*Your goal*
Rewrite each of the items below, changing "UI elements" to "chart components" and leaving everything else as it is.

*Data shown*
* start *

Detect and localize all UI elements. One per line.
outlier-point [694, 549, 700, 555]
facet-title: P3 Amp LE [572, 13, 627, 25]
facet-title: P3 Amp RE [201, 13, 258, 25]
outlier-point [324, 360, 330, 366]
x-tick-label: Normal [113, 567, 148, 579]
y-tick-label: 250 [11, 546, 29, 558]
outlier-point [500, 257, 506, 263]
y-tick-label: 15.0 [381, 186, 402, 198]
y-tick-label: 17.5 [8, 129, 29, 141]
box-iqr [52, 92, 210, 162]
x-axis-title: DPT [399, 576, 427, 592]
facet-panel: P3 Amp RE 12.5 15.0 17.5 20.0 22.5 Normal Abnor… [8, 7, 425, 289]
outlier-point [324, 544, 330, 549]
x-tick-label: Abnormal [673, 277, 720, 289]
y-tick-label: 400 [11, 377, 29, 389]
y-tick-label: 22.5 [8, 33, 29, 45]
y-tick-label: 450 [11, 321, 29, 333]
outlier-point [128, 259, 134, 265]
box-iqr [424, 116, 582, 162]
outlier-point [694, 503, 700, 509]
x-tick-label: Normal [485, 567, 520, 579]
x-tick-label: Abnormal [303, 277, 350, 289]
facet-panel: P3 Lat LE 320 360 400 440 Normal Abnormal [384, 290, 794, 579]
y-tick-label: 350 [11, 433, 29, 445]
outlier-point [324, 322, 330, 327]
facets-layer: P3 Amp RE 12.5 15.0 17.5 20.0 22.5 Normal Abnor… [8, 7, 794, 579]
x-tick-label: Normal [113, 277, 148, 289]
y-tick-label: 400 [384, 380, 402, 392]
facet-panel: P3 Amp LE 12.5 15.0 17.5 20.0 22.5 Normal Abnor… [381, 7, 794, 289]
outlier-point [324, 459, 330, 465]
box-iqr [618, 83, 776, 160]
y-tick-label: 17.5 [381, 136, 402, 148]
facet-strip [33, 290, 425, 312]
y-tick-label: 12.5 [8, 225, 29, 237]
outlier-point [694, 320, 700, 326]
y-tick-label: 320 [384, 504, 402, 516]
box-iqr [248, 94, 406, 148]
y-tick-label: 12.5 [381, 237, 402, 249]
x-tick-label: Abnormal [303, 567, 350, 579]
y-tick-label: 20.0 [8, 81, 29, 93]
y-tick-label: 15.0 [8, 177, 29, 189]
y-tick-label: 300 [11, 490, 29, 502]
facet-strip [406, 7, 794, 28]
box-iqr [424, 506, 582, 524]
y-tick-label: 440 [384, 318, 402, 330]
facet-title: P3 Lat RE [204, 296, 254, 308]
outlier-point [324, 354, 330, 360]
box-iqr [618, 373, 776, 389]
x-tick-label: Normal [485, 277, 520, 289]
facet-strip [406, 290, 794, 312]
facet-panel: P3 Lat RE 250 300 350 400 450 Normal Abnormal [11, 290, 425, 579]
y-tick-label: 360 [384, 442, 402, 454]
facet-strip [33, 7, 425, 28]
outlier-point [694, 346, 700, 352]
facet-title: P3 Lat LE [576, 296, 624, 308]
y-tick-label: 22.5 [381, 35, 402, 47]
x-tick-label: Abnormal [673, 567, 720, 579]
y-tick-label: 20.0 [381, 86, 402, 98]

* end *

*Worked solution*
Detect and localize all chart components. One per line.
outlier-point [694, 549, 700, 555]
facet-title: P3 Amp LE [572, 13, 627, 25]
facet-title: P3 Amp RE [201, 13, 258, 25]
outlier-point [324, 360, 330, 366]
x-tick-label: Normal [113, 567, 148, 579]
y-tick-label: 250 [11, 546, 29, 558]
outlier-point [500, 257, 506, 263]
y-tick-label: 15.0 [381, 186, 402, 198]
y-tick-label: 17.5 [8, 129, 29, 141]
box-iqr [52, 92, 210, 162]
x-axis-title: DPT [399, 576, 427, 592]
facet-panel: P3 Amp RE 12.5 15.0 17.5 20.0 22.5 Normal Abnor… [8, 7, 425, 289]
outlier-point [324, 544, 330, 549]
x-tick-label: Abnormal [673, 277, 720, 289]
y-tick-label: 400 [11, 377, 29, 389]
y-tick-label: 22.5 [8, 33, 29, 45]
y-tick-label: 450 [11, 321, 29, 333]
outlier-point [128, 259, 134, 265]
box-iqr [424, 116, 582, 162]
outlier-point [694, 503, 700, 509]
x-tick-label: Normal [485, 567, 520, 579]
x-tick-label: Abnormal [303, 277, 350, 289]
facet-panel: P3 Lat LE 320 360 400 440 Normal Abnormal [384, 290, 794, 579]
y-tick-label: 350 [11, 433, 29, 445]
outlier-point [324, 322, 330, 327]
facets-layer: P3 Amp RE 12.5 15.0 17.5 20.0 22.5 Normal Abnor… [8, 7, 794, 579]
x-tick-label: Normal [113, 277, 148, 289]
y-tick-label: 400 [384, 380, 402, 392]
facet-panel: P3 Amp LE 12.5 15.0 17.5 20.0 22.5 Normal Abnor… [381, 7, 794, 289]
outlier-point [324, 459, 330, 465]
box-iqr [618, 83, 776, 160]
y-tick-label: 17.5 [381, 136, 402, 148]
facet-strip [33, 290, 425, 312]
y-tick-label: 12.5 [8, 225, 29, 237]
outlier-point [694, 320, 700, 326]
y-tick-label: 320 [384, 504, 402, 516]
box-iqr [248, 94, 406, 148]
y-tick-label: 12.5 [381, 237, 402, 249]
x-tick-label: Abnormal [303, 567, 350, 579]
y-tick-label: 20.0 [8, 81, 29, 93]
y-tick-label: 15.0 [8, 177, 29, 189]
y-tick-label: 300 [11, 490, 29, 502]
facet-strip [406, 7, 794, 28]
box-iqr [424, 506, 582, 524]
y-tick-label: 440 [384, 318, 402, 330]
facet-title: P3 Lat RE [204, 296, 254, 308]
outlier-point [324, 354, 330, 360]
box-iqr [618, 373, 776, 389]
x-tick-label: Normal [485, 277, 520, 289]
facet-strip [406, 290, 794, 312]
facet-panel: P3 Lat RE 250 300 350 400 450 Normal Abnormal [11, 290, 425, 579]
y-tick-label: 360 [384, 442, 402, 454]
facet-strip [33, 7, 425, 28]
outlier-point [694, 346, 700, 352]
facet-title: P3 Lat LE [576, 296, 624, 308]
y-tick-label: 22.5 [381, 35, 402, 47]
x-tick-label: Abnormal [673, 567, 720, 579]
y-tick-label: 20.0 [381, 86, 402, 98]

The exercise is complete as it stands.